(Task instructions) Every entry must be copied word for word.

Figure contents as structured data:
"""
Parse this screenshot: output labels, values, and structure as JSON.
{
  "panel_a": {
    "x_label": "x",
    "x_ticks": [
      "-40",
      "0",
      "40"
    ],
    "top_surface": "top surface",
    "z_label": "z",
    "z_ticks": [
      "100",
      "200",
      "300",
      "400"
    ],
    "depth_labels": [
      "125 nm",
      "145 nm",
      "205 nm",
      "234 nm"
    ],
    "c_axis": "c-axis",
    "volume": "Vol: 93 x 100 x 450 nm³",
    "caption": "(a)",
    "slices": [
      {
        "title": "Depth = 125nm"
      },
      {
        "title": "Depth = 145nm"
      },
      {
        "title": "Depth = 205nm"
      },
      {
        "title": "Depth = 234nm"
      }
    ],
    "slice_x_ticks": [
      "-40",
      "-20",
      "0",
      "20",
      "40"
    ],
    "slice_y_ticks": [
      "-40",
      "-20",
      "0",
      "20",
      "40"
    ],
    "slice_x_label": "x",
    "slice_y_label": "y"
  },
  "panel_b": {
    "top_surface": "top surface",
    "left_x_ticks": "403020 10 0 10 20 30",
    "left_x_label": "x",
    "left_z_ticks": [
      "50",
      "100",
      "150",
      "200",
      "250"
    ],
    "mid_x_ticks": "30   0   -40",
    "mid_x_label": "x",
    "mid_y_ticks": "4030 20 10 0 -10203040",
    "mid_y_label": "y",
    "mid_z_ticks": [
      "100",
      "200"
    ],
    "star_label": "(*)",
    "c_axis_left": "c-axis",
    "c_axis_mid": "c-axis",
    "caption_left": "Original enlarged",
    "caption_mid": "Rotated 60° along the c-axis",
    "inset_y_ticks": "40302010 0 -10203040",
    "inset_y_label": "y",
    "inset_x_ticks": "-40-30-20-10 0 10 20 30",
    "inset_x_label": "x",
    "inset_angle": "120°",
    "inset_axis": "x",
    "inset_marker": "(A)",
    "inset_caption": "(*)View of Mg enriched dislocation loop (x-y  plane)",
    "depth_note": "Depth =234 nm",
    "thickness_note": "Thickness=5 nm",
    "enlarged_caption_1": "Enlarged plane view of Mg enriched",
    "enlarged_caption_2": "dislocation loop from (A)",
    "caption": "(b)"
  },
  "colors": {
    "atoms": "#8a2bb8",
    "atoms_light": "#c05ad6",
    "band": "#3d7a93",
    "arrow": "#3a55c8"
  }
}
"""
(Answer to the problem)
Parse this screenshot: output labels, values, and structure as JSON.
{
  "panel_a": {
    "x_label": "x",
    "x_ticks": [
      "-40",
      "0",
      "40"
    ],
    "top_surface": "top surface",
    "z_label": "z",
    "z_ticks": [
      "100",
      "200",
      "300",
      "400"
    ],
    "depth_labels": [
      "125 nm",
      "145 nm",
      "205 nm",
      "234 nm"
    ],
    "c_axis": "c-axis",
    "volume": "Vol: 93 x 100 x 450 nm³",
    "caption": "(a)",
    "slices": [
      {
        "title": "Depth = 125nm"
      },
      {
        "title": "Depth = 145nm"
      },
      {
        "title": "Depth = 205nm"
      },
      {
        "title": "Depth = 234nm"
      }
    ],
    "slice_x_ticks": [
      "-40",
      "-20",
      "0",
      "20",
      "40"
    ],
    "slice_y_ticks": [
      "-40",
      "-20",
      "0",
      "20",
      "40"
    ],
    "slice_x_label": "x",
    "slice_y_label": "y"
  },
  "panel_b": {
    "top_surface": "top surface",
    "left_x_ticks": "403020 10 0 10 20 30",
    "left_x_label": "x",
    "left_z_ticks": [
      "50",
      "100",
      "150",
      "200",
      "250"
    ],
    "mid_x_ticks": "30   0   -40",
    "mid_x_label": "x",
    "mid_y_ticks": "4030 20 10 0 -10203040",
    "mid_y_label": "y",
    "mid_z_ticks": [
      "100",
      "200"
    ],
    "star_label": "(*)",
    "c_axis_left": "c-axis",
    "c_axis_mid": "c-axis",
    "caption_left": "Original enlarged",
    "caption_mid": "Rotated 60° along the c-axis",
    "inset_y_ticks": "40302010 0 -10203040",
    "inset_y_label": "y",
    "inset_x_ticks": "-40-30-20-10 0 10 20 30",
    "inset_x_label": "x",
    "inset_angle": "120°",
    "inset_axis": "x",
    "inset_marker": "(A)",
    "inset_caption": "(*)View of Mg enriched dislocation loop (x-y  plane)",
    "depth_note": "Depth =234 nm",
    "thickness_note": "Thickness=5 nm",
    "enlarged_caption_1": "Enlarged plane view of Mg enriched",
    "enlarged_caption_2": "dislocation loop from (A)",
    "caption": "(b)"
  },
  "colors": {
    "atoms": "#8a2bb8",
    "atoms_light": "#c05ad6",
    "band": "#3d7a93",
    "arrow": "#3a55c8"
  }
}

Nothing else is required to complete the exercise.